指示 1
以下に示すオメガ スピードマスターに関する原文を、2文で要約してください。

原文
====

オメガ スピードマスター ファースト オメガ イン スペース セドナ™ゴールド
皆に愛される“FOIS(ファースト オメガ イン スペース)”のモデルであるセドナ™ゴールドのファースト オメガ イン スペースに対して、常に少し複雑な思いを抱いてきた。この時計は間違いなく豪華で、私のFOISのデラックス版である。しかし私はこれをスピードマスターから大きく逸脱したものだと常々思ってきたし、この逸脱がうれしいとは言い難い。2015年にこの時計が発表されたとき、スピードマスター愛好家のほとんどはこの時計を歓迎し、何人かはその魅力を私に伝えようと懸命に説得したが、いくつかの理由から私はその声に耳を貸すことができなかった。
第一に、1960年代のほとんどすべてのクロノグラフに対するスピードマスターの最高、最大の特徴は、その統一されたブラックダイヤルである。パンダの配色は魅力的であり、セドナ™ゴールドエディションのオパライン文字盤とブラウンのインダイヤルは特にうまくいっているが、オメガは敵の領域に侵入しているような感じもする。セドナ™ゴールドエディションを実際に手にしてわかったことは、20年前に別のモデルがこの前例を作ったということだ。
私のオメガFOIS。
第二に、おそらくもっと重要なことだが、私はスピードマスターを貴金属にすることは少々ブルジョア的な動きだといつも感じていた。スピードマスターは手ごろな価格のスポーツウォッチだった(私は今もそうだと思う)し、間違いなくデイリーユースの時計だった。1万8000ドル(当時の日本円定価は税込198万円)のセドナ™ゴールドエディションは、オメガの顧客層の一部にとっては変わらず手ごろな価格だろうが、スピードマスターの精神に則っているとは思えない。

====

提供データ
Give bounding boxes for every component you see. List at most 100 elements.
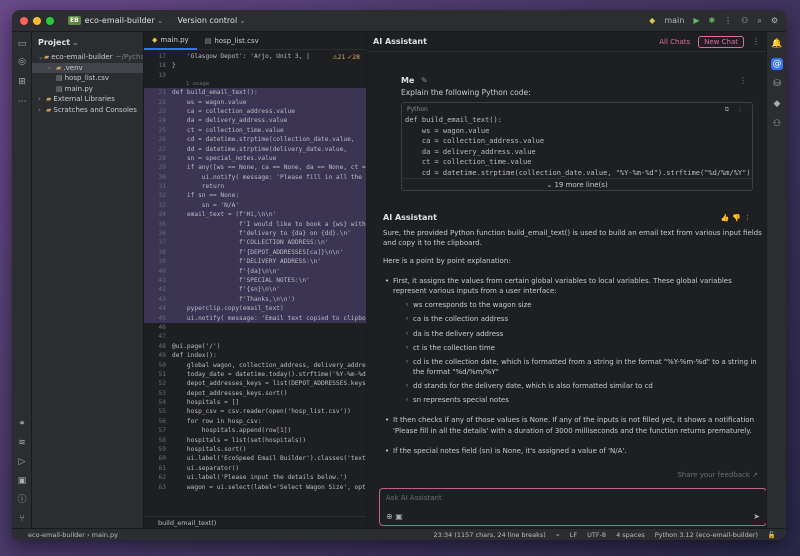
line-number[interactable]: 54 — [144, 398, 172, 407]
line-number[interactable]: 61 — [144, 464, 172, 473]
debug-icon[interactable]: ✱ — [708, 16, 715, 25]
run-icon[interactable]: ▶ — [693, 16, 699, 25]
line-number[interactable]: 47 — [144, 332, 172, 341]
line-number[interactable]: 57 — [144, 426, 172, 435]
code-line[interactable]: 22 ws = wagon.value — [144, 97, 366, 107]
line-number[interactable]: 32 — [144, 191, 172, 200]
code-line[interactable]: 26 cd = datetime.strptime(collection_dat… — [144, 135, 366, 145]
line-number[interactable]: 39 — [144, 257, 172, 266]
code-line[interactable]: 48 @ui.page('/') — [144, 342, 366, 351]
code-line[interactable]: 49 def index(): — [144, 351, 366, 360]
gear-icon[interactable]: ⚙ — [771, 16, 778, 25]
more-icon[interactable]: ⋮ — [739, 76, 747, 85]
code-line[interactable]: 27 dd = datetime.strptime(delivery_date.… — [144, 144, 366, 154]
tree-item[interactable]: ▤ main.py — [32, 84, 143, 95]
code-line[interactable]: 32 if sn == None: — [144, 191, 366, 201]
tree-item[interactable]: ▤ hosp_list.csv — [32, 73, 143, 84]
line-number[interactable]: 63 — [144, 483, 172, 492]
run-config-selector[interactable]: main — [664, 16, 684, 25]
line-number[interactable]: 28 — [144, 154, 172, 163]
line-number[interactable]: 31 — [144, 182, 172, 191]
code-line[interactable]: 40 f'{da}\n\n' — [144, 266, 366, 276]
new-chat-button[interactable]: New Chat — [698, 35, 744, 48]
tab-hosp-list-csv[interactable]: ▤ hosp_list.csv — [197, 32, 267, 50]
line-number[interactable]: 34 — [144, 210, 172, 219]
code-line[interactable]: 25 ct = collection_time.value — [144, 125, 366, 136]
line-number[interactable]: 59 — [144, 445, 172, 454]
python-console-icon[interactable]: ◆ — [771, 98, 783, 110]
code-line[interactable]: 46 — [144, 323, 366, 332]
line-number[interactable]: 48 — [144, 342, 172, 351]
code-line[interactable]: 35 f'I would like to book a {ws} with — [144, 219, 366, 230]
line-number[interactable]: 26 — [144, 135, 172, 144]
line-number[interactable]: 36 — [144, 229, 172, 238]
search-icon[interactable]: ⌕ — [757, 16, 761, 26]
code-line[interactable]: 51 today_date = datetime.today().strftim… — [144, 370, 366, 379]
line-number[interactable]: 25 — [144, 126, 172, 135]
status-breadcrumb[interactable]: eco-email-builder › main.py — [12, 531, 118, 539]
code-line[interactable]: 31 return — [144, 182, 366, 192]
line-number[interactable]: 19 — [144, 71, 172, 80]
code-line[interactable]: 21 def build_email_text(): — [144, 88, 366, 98]
code-area[interactable]: 17 'Glasgow Depot': 'Arjo, Unit 3, | 18} 1… — [144, 52, 366, 492]
code-line[interactable]: 28 sn = special_notes.value — [144, 153, 366, 164]
lock-icon[interactable]: 🔓 — [768, 531, 776, 539]
send-icon[interactable]: ➤ — [753, 512, 760, 521]
more-icon[interactable]: ⋮ — [724, 16, 732, 25]
ai-status-icon[interactable]: ⌁ — [556, 531, 560, 539]
line-number[interactable]: 42 — [144, 285, 172, 294]
code-line[interactable]: 29 if any([ws == None, ca == None, da ==… — [144, 163, 366, 173]
attach-icon[interactable]: ⊕ ▣ — [386, 512, 403, 521]
folder-icon[interactable]: ▭ — [16, 38, 28, 50]
line-number[interactable]: 58 — [144, 436, 172, 445]
expand-more-lines[interactable]: ⌄ 19 more line(s) — [402, 178, 752, 190]
code-line[interactable]: 41 f'SPECIAL NOTES:\n' — [144, 275, 366, 286]
more-icon[interactable]: ⋮ — [752, 37, 760, 46]
editor-breadcrumb[interactable]: build_email_text() — [144, 516, 366, 528]
file-encoding[interactable]: UTF-8 — [587, 531, 606, 539]
line-number[interactable]: 23 — [144, 107, 172, 116]
database-icon[interactable]: ⛁ — [771, 78, 783, 90]
code-line[interactable]: 58 hospitals = list(set(hospitals)) — [144, 436, 366, 445]
plugin-icon[interactable]: ⚭ — [16, 418, 28, 430]
code-line[interactable]: 43 f'Thanks,\n\n') — [144, 294, 366, 305]
line-number[interactable]: 18 — [144, 61, 172, 70]
line-number[interactable]: 22 — [144, 98, 172, 107]
code-line[interactable]: 34 email_text = (f'Hi,\n\n' — [144, 210, 366, 220]
line-number[interactable]: 51 — [144, 370, 172, 379]
bell-icon[interactable]: 🔔 — [771, 38, 783, 50]
line-number[interactable]: 56 — [144, 417, 172, 426]
packages-icon[interactable]: ⚇ — [771, 118, 783, 130]
ai-assistant-icon[interactable]: @ — [771, 58, 783, 70]
line-number[interactable]: 52 — [144, 379, 172, 388]
line-number[interactable]: 49 — [144, 351, 172, 360]
line-number[interactable]: 30 — [144, 173, 172, 182]
layers-icon[interactable]: ≋ — [16, 437, 28, 449]
line-number[interactable]: 33 — [144, 201, 172, 210]
line-number[interactable]: 40 — [144, 267, 172, 276]
minimize-window-button[interactable] — [33, 16, 41, 25]
code-line[interactable]: 33 sn = 'N/A' — [144, 200, 366, 211]
inspection-widget[interactable]: ⚠21 ✓28 — [332, 54, 360, 61]
maximize-window-button[interactable] — [46, 16, 54, 25]
close-window-button[interactable] — [20, 16, 28, 25]
code-line[interactable]: 47 — [144, 332, 366, 341]
code-line[interactable]: 60 ui.label('EcoSpeed Email Builder').cl… — [144, 454, 366, 463]
tree-item[interactable]: › ▰ External Libraries — [32, 94, 143, 105]
code-line[interactable]: 53 depot_addresses_keys.sort() — [144, 389, 366, 398]
code-line[interactable]: 30 ui.notify( message: 'Please fill in a… — [144, 172, 366, 183]
code-line[interactable]: 42 f'{sn}\n\n' — [144, 285, 366, 295]
line-separator[interactable]: LF — [570, 531, 577, 539]
line-number[interactable]: 38 — [144, 248, 172, 257]
code-line[interactable]: 39 f'DELIVERY ADDRESS:\n' — [144, 257, 366, 267]
git-icon[interactable]: ⑂ — [16, 513, 28, 525]
ask-ai-input[interactable]: Ask AI Assistant ⊕ ▣ ➤ — [379, 488, 766, 526]
caret-position[interactable]: 23:34 (1157 chars, 24 line breaks) — [434, 531, 546, 539]
usage-hint[interactable]: 1 usage — [144, 80, 366, 88]
copy-icon[interactable]: ⧉ ⋮ — [725, 106, 746, 114]
code-line[interactable]: 61 ui.separator() — [144, 464, 366, 473]
line-number[interactable]: 24 — [144, 116, 172, 125]
line-number[interactable]: 46 — [144, 323, 172, 332]
problems-icon[interactable]: ⓘ — [16, 494, 28, 506]
line-number[interactable]: 29 — [144, 163, 172, 172]
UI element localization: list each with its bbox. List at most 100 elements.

====

指示 2
上記の記録について、「line-number[interactable]: 54 —」を含む行から始まり「code-line[interactable]: 49 def」を含む行で終わる範囲を、番号付きリストに収めてください。両端の行も含め、空行は除きます。

出力 1
筆者は、2015年に発表されたセドナ™ゴールドのファースト オメガ イン スペースを豪華なモデルと認めつつも、スピードマスターから大きく逸脱したものとして複雑な思いを抱いてきた。その理由として、スピードマスター最大の特徴である統一されたブラックダイヤルではなくオパライン文字盤とブラウンのインダイヤルを採用している点と、手ごろなデイリーユースのスポーツウォッチであるスピードマスターを1万8000ドルの貴金属モデルにすることがスピードマスターの精神に則っていないと感じる点を挙げている。

出力 2
1. line-number[interactable]: 54 — [144, 398, 172, 407]
2. line-number[interactable]: 61 — [144, 464, 172, 473]
3. debug-icon[interactable]: ✱ — [708, 16, 715, 25]
4. run-icon[interactable]: ▶ — [693, 16, 699, 25]
5. line-number[interactable]: 47 — [144, 332, 172, 341]
6. line-number[interactable]: 57 — [144, 426, 172, 435]
7. code-line[interactable]: 22 ws = wagon.value — [144, 97, 366, 107]
8. line-number[interactable]: 32 — [144, 191, 172, 200]
9. code-line[interactable]: 26 cd = datetime.strptime(collection_dat… — [144, 135, 366, 145]
10. line-number[interactable]: 39 — [144, 257, 172, 266]
11. code-line[interactable]: 48 @ui.page('/') — [144, 342, 366, 351]
12. code-line[interactable]: 49 def index(): — [144, 351, 366, 360]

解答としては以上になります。